_What the exercise asks_. Print every entry exactly as written.

_Recorded information_.
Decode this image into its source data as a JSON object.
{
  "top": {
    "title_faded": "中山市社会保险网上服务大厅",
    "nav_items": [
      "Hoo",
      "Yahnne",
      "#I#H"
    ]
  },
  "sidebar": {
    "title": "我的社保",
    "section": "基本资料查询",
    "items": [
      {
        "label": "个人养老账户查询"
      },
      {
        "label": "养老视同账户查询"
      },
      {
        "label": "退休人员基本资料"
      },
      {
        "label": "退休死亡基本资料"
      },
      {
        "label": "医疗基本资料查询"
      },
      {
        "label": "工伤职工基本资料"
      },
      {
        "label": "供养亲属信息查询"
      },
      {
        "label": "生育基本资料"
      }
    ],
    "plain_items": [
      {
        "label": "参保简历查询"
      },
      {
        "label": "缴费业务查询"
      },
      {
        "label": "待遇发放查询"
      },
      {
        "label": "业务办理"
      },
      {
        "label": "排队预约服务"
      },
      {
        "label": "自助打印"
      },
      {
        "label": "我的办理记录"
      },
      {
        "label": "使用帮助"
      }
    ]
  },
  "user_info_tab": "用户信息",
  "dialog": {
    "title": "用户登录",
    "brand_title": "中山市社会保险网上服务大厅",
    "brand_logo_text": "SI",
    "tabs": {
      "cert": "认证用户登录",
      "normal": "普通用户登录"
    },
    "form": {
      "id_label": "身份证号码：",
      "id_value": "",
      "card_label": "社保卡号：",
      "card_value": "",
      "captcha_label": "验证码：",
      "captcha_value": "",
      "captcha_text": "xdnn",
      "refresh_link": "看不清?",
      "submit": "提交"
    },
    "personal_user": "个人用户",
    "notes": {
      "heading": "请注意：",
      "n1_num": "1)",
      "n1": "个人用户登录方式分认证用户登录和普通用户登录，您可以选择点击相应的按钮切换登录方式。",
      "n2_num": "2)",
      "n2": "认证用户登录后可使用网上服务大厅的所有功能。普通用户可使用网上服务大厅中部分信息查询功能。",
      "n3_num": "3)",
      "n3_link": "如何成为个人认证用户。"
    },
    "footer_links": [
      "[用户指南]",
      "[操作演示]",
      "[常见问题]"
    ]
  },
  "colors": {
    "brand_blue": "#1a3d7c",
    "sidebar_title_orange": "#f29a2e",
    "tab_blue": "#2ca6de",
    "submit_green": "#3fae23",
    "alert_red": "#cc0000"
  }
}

_The answer_.
Decode this image into its source data as a JSON object.
{
  "top": {
    "title_faded": "中山市社会保险网上服务大厅",
    "nav_items": [
      "Hoo",
      "Yahnne",
      "#I#H"
    ]
  },
  "sidebar": {
    "title": "我的社保",
    "section": "基本资料查询",
    "items": [
      {
        "label": "个人养老账户查询"
      },
      {
        "label": "养老视同账户查询"
      },
      {
        "label": "退休人员基本资料"
      },
      {
        "label": "退休死亡基本资料"
      },
      {
        "label": "医疗基本资料查询"
      },
      {
        "label": "工伤职工基本资料"
      },
      {
        "label": "供养亲属信息查询"
      },
      {
        "label": "生育基本资料"
      }
    ],
    "plain_items": [
      {
        "label": "参保简历查询"
      },
      {
        "label": "缴费业务查询"
      },
      {
        "label": "待遇发放查询"
      },
      {
        "label": "业务办理"
      },
      {
        "label": "排队预约服务"
      },
      {
        "label": "自助打印"
      },
      {
        "label": "我的办理记录"
      },
      {
        "label": "使用帮助"
      }
    ]
  },
  "user_info_tab": "用户信息",
  "dialog": {
    "title": "用户登录",
    "brand_title": "中山市社会保险网上服务大厅",
    "brand_logo_text": "SI",
    "tabs": {
      "cert": "认证用户登录",
      "normal": "普通用户登录"
    },
    "form": {
      "id_label": "身份证号码：",
      "id_value": "",
      "card_label": "社保卡号：",
      "card_value": "",
      "captcha_label": "验证码：",
      "captcha_value": "",
      "captcha_text": "xdnn",
      "refresh_link": "看不清?",
      "submit": "提交"
    },
    "personal_user": "个人用户",
    "notes": {
      "heading": "请注意：",
      "n1_num": "1)",
      "n1": "个人用户登录方式分认证用户登录和普通用户登录，您可以选择点击相应的按钮切换登录方式。",
      "n2_num": "2)",
      "n2": "认证用户登录后可使用网上服务大厅的所有功能。普通用户可使用网上服务大厅中部分信息查询功能。",
      "n3_num": "3)",
      "n3_link": "如何成为个人认证用户。"
    },
    "footer_links": [
      "[用户指南]",
      "[操作演示]",
      "[常见问题]"
    ]
  },
  "colors": {
    "brand_blue": "#1a3d7c",
    "sidebar_title_orange": "#f29a2e",
    "tab_blue": "#2ca6de",
    "submit_green": "#3fae23",
    "alert_red": "#cc0000"
  }
}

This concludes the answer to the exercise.